■ Task inputs
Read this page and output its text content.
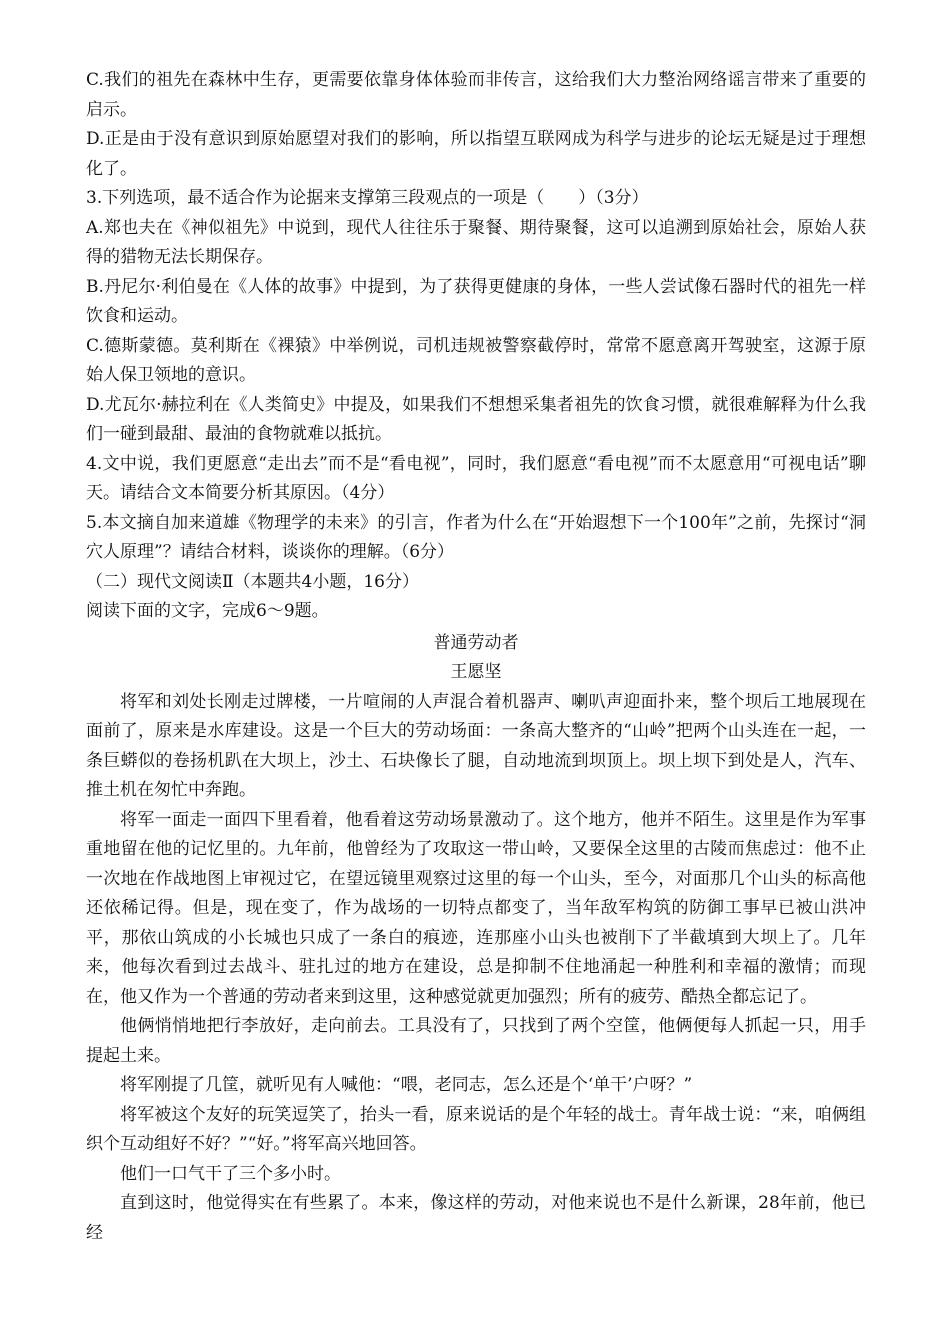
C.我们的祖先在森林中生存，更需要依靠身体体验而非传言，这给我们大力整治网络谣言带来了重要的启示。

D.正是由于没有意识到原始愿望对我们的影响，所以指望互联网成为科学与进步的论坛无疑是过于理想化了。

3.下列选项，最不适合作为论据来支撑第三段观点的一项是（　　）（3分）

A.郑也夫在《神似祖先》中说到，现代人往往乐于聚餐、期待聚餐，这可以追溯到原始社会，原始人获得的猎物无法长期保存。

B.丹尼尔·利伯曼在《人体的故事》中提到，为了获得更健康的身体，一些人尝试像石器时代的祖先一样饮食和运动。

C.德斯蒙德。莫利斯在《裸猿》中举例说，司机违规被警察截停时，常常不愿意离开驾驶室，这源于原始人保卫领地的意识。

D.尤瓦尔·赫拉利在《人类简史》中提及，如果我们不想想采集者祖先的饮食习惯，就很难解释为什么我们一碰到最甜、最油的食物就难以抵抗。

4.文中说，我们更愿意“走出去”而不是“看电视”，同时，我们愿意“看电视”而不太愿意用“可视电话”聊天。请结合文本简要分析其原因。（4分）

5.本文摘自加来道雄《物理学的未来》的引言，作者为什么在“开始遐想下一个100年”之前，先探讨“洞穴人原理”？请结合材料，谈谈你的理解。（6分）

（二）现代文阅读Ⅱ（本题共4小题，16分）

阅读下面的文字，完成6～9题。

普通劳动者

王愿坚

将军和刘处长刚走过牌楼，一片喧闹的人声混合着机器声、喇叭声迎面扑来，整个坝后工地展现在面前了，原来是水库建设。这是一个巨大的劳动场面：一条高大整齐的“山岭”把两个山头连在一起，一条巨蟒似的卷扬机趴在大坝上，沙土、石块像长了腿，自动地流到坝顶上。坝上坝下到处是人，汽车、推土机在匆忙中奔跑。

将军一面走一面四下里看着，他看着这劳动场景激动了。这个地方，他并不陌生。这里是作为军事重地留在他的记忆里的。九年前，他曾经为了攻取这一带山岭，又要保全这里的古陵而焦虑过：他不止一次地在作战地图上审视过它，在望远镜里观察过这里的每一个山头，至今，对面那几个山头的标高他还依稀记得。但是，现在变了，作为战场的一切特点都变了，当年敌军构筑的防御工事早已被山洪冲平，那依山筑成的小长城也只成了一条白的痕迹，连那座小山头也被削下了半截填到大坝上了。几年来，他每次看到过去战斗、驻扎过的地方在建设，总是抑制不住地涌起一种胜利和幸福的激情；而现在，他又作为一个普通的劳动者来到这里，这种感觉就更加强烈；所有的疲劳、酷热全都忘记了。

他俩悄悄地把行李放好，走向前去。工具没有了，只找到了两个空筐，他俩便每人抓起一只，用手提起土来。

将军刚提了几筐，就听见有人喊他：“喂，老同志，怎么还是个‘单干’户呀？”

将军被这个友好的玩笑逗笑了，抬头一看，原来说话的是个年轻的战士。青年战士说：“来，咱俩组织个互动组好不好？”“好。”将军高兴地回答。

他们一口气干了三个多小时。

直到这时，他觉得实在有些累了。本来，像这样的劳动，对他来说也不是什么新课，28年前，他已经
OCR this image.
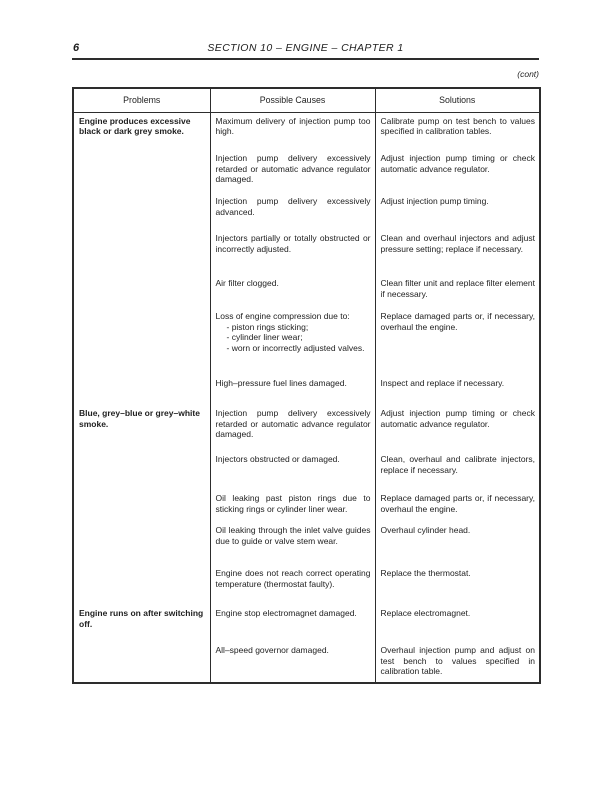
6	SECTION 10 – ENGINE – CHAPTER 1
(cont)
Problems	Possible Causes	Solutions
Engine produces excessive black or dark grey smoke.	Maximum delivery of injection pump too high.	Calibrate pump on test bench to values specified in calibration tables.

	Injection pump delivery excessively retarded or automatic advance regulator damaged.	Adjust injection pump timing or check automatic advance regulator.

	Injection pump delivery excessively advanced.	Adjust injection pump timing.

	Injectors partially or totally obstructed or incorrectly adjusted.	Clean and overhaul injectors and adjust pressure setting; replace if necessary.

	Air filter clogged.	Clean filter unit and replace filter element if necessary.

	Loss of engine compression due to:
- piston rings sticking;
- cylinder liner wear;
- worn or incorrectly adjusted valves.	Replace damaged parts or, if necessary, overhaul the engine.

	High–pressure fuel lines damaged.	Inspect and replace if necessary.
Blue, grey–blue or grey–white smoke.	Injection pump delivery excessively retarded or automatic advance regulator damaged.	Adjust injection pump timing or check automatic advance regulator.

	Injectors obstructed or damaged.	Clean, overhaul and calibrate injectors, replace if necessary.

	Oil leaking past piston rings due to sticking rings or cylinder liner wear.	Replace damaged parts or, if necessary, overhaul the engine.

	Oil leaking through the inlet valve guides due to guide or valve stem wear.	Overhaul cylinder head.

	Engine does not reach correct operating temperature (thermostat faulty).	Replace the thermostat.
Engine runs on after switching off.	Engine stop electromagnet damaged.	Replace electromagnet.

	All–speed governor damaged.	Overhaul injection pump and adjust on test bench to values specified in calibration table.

==

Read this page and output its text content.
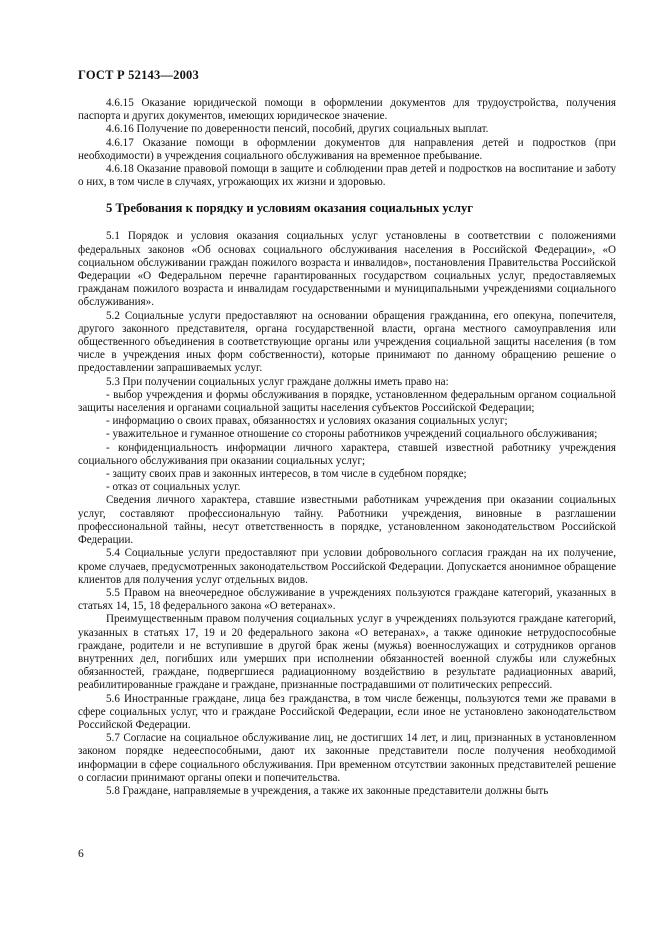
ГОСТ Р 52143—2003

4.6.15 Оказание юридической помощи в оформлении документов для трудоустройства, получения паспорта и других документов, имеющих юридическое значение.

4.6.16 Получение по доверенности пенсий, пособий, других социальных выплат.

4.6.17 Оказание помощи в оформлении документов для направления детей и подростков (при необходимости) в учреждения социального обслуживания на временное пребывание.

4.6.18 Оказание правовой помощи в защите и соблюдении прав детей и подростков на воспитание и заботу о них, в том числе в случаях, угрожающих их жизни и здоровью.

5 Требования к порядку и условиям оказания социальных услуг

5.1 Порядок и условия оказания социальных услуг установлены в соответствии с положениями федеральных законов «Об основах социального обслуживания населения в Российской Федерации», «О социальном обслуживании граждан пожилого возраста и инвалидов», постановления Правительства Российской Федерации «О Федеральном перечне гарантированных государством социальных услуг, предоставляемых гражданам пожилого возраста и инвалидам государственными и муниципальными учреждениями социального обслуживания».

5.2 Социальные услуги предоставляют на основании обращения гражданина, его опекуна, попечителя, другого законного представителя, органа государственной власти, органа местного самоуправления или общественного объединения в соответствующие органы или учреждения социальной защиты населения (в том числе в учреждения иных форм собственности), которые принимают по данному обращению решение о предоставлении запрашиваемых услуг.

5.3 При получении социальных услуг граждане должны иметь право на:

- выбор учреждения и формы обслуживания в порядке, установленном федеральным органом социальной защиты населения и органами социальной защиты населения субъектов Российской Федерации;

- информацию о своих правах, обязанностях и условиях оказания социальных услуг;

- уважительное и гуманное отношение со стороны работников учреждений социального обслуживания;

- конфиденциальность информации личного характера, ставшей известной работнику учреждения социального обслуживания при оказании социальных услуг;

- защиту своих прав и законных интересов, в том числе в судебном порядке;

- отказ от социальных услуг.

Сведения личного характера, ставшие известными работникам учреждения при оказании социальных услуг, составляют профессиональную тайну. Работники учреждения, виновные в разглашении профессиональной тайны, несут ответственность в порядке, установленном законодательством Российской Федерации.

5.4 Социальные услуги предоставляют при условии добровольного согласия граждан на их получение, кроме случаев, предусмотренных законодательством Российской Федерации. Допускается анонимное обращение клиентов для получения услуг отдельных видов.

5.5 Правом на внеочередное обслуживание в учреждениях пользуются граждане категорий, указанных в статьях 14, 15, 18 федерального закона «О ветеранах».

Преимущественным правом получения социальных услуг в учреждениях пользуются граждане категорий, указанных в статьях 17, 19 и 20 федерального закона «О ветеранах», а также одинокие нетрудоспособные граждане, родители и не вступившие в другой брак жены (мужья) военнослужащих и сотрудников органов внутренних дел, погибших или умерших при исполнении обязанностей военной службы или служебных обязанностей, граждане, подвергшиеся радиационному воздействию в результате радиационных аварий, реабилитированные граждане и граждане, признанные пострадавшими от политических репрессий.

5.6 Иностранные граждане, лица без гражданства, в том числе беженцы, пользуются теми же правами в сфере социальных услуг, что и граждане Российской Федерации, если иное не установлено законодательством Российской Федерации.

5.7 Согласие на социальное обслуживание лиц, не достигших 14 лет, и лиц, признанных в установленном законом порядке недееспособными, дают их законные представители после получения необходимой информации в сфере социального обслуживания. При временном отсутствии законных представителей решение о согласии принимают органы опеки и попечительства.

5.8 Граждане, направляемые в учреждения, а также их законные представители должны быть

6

■ Task goal
From the entries above, extract every line where the word "values" appears.

■ Answer to this task
Engine produces excessive black or dark grey smoke.	Maximum delivery of injection pump too high.	Calibrate pump on test bench to values specified in calibration tables.
	All–speed governor damaged.	Overhaul injection pump and adjust on test bench to values specified in calibration table.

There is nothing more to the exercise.